WHAT YOU HAVE TO DO — Go through the listing and copy each line with the string "init".

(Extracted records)
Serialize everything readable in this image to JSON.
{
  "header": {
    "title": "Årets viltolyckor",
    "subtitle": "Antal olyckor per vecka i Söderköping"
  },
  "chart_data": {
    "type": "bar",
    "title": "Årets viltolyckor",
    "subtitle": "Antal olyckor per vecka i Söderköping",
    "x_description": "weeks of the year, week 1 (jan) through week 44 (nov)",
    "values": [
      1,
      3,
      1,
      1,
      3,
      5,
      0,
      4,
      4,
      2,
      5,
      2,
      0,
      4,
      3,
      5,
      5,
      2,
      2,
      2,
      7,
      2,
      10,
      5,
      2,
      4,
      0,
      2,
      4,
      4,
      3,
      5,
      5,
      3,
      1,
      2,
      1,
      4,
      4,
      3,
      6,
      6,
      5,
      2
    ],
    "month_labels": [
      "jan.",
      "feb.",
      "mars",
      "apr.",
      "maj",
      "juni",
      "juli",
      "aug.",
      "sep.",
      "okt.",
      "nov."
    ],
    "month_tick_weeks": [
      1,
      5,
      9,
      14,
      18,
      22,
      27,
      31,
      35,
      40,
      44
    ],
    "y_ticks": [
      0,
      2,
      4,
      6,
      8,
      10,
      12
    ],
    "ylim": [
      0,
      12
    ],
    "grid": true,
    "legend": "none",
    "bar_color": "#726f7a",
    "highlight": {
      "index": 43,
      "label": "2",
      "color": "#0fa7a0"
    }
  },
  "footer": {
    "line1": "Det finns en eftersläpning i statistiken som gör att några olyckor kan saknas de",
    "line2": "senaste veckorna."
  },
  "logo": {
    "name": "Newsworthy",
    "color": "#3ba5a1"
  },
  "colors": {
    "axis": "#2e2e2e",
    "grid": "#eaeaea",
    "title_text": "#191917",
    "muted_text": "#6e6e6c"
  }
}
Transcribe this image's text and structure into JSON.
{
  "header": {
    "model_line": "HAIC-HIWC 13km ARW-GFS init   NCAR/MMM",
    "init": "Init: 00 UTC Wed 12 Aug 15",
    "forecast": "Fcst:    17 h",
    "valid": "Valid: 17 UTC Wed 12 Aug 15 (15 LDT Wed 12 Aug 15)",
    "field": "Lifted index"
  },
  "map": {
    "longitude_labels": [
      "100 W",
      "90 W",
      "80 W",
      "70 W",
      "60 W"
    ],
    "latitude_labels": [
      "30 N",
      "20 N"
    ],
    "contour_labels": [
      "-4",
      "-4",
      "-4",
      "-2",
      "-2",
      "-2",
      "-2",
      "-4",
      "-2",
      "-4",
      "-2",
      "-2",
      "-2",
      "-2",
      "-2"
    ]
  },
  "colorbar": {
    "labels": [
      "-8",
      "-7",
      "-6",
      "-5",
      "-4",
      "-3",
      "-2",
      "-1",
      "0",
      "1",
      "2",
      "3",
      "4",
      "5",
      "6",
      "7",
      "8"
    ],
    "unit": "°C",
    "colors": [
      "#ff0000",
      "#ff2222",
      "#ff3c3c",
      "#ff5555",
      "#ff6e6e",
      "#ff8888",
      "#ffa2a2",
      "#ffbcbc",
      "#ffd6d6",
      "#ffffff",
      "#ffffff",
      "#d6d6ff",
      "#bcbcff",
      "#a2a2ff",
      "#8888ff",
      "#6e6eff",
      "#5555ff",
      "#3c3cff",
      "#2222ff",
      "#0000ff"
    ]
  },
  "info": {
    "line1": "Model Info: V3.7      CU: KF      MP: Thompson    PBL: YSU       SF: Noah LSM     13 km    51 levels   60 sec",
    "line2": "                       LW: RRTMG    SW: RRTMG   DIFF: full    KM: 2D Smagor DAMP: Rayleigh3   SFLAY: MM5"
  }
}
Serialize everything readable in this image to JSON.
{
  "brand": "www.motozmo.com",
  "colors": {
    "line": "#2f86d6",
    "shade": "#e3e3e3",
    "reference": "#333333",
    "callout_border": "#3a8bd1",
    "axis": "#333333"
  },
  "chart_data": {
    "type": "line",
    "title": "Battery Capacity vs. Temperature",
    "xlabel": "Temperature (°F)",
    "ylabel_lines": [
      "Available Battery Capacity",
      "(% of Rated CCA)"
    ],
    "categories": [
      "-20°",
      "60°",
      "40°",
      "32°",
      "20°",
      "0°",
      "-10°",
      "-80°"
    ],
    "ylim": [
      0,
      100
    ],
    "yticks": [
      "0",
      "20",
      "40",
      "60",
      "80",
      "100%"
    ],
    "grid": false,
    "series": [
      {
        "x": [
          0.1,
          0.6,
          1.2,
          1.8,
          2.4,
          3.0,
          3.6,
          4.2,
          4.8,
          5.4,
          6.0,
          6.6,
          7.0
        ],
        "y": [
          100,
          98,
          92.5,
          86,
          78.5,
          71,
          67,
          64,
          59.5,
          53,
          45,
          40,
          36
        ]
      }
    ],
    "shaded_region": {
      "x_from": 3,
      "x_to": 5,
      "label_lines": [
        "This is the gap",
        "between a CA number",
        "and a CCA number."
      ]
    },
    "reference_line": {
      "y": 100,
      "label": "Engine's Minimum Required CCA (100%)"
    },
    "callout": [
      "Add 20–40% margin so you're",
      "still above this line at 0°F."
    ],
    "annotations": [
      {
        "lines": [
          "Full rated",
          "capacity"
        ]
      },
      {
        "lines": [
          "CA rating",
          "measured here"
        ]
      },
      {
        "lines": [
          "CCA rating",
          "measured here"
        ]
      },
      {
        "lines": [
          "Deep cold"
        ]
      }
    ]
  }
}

SOLUTION FOR THIS EXERCISE —
    "model_line": "HAIC-HIWC 13km ARW-GFS init   NCAR/MMM",
    "init": "Init: 00 UTC Wed 12 Aug 15",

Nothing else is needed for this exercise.